--- ENTRIES ---
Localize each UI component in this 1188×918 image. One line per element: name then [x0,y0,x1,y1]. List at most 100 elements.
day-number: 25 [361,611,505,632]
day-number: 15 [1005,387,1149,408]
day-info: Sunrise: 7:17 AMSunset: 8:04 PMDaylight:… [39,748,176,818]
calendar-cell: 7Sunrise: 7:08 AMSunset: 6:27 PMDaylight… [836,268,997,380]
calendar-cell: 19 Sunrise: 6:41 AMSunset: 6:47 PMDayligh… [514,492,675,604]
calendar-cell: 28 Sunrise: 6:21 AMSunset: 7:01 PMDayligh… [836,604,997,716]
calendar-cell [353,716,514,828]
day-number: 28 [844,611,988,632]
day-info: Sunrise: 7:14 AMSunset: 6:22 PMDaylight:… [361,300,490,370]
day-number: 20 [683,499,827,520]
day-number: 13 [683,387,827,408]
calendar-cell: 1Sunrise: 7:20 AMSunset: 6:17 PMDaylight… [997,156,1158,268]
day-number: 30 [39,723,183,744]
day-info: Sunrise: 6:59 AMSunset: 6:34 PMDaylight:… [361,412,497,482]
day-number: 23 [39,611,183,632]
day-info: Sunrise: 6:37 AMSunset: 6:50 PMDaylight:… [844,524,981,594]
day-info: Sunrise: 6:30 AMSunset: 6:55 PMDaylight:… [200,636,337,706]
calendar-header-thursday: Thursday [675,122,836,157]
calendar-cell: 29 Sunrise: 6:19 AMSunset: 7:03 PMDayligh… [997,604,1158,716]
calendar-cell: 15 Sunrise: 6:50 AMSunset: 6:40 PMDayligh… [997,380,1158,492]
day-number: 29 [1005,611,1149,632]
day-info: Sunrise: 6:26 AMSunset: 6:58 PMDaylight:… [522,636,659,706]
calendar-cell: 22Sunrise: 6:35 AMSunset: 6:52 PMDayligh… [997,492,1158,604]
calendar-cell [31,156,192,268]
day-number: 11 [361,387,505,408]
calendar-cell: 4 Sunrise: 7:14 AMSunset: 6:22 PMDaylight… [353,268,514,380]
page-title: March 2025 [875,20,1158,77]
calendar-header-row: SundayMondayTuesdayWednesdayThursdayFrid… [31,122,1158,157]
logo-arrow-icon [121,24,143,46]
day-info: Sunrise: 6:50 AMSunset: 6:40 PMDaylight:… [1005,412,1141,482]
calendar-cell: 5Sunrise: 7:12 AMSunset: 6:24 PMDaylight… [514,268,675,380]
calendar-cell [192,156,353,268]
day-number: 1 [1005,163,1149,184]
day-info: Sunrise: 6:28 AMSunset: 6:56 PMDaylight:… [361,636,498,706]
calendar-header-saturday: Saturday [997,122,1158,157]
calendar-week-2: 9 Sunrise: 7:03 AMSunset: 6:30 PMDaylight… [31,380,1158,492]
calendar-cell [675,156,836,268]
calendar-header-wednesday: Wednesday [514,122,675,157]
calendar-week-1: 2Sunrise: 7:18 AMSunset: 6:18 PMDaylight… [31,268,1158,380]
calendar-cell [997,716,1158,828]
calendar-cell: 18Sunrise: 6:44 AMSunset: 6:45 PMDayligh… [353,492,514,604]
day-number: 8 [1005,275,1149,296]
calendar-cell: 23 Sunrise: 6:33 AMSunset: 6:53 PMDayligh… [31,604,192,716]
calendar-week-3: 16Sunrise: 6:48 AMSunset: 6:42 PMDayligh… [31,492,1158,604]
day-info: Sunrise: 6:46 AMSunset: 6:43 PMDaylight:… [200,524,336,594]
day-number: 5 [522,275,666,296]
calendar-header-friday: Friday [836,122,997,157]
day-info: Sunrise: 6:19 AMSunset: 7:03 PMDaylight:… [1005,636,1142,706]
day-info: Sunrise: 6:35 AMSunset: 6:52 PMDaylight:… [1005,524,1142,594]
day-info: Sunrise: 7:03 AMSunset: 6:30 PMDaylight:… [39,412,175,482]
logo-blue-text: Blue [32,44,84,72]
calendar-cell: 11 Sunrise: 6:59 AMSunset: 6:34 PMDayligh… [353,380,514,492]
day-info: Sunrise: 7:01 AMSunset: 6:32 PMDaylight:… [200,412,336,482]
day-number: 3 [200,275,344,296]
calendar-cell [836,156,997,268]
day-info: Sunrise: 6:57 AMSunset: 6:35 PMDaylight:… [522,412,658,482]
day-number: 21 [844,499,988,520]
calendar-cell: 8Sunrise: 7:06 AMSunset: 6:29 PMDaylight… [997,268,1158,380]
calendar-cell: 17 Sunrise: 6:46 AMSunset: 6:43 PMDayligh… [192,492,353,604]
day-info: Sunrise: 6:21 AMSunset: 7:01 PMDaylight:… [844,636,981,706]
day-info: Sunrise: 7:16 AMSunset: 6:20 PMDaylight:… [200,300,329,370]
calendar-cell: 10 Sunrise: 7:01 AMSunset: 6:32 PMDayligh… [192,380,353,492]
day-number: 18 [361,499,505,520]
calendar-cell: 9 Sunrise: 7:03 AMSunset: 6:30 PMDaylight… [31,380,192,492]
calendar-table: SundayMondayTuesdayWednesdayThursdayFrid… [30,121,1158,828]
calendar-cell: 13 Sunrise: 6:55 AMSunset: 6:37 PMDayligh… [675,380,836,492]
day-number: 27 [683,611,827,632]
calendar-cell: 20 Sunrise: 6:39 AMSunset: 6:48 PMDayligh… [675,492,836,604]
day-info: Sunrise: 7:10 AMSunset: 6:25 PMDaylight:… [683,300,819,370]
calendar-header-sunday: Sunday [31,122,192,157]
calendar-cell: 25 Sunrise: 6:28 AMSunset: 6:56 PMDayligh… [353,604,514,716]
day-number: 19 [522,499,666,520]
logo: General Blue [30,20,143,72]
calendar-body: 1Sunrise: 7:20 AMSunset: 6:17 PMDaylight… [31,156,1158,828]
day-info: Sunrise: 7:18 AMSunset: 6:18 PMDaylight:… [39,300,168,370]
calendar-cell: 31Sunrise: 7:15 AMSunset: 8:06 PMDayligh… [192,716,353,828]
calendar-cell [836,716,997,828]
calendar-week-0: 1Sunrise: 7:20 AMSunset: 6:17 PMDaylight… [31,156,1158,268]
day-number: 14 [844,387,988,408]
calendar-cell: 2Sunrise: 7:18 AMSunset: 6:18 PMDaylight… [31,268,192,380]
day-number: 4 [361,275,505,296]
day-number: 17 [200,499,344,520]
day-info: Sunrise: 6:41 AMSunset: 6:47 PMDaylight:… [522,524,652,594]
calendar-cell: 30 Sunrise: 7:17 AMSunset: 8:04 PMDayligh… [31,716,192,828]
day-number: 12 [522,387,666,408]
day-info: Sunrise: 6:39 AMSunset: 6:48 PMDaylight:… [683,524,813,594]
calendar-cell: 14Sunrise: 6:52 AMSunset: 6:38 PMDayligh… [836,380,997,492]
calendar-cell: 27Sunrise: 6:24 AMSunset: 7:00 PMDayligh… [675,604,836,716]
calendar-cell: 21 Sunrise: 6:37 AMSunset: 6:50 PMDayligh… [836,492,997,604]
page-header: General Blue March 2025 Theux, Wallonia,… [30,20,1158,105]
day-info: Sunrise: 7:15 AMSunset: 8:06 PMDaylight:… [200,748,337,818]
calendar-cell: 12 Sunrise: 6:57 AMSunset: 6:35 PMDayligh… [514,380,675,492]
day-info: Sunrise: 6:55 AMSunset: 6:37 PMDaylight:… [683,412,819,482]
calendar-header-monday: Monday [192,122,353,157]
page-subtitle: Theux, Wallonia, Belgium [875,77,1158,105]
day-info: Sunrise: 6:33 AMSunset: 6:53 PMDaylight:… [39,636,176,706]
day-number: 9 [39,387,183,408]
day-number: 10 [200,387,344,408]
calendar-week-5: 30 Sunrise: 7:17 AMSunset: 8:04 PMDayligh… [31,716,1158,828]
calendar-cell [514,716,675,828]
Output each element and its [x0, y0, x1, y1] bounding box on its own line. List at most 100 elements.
---
# [PROBLEM STATEMENT]
Rewrite the records from the very first line down to and including the line with "day-number: 28 [844,611,988,632]", replacing each "calendar-cell" with "day-box" and leaving everything else the same.

# [REPLY]
Localize each UI component in this 1188×918 image. One line per element: name then [x0,y0,x1,y1]. List at most 100 elements.
day-number: 25 [361,611,505,632]
day-number: 15 [1005,387,1149,408]
day-info: Sunrise: 7:17 AMSunset: 8:04 PMDaylight:… [39,748,176,818]
day-box: 7Sunrise: 7:08 AMSunset: 6:27 PMDaylight… [836,268,997,380]
day-box: 19 Sunrise: 6:41 AMSunset: 6:47 PMDayligh… [514,492,675,604]
day-box: 28 Sunrise: 6:21 AMSunset: 7:01 PMDayligh… [836,604,997,716]
day-box [353,716,514,828]
day-number: 28 [844,611,988,632]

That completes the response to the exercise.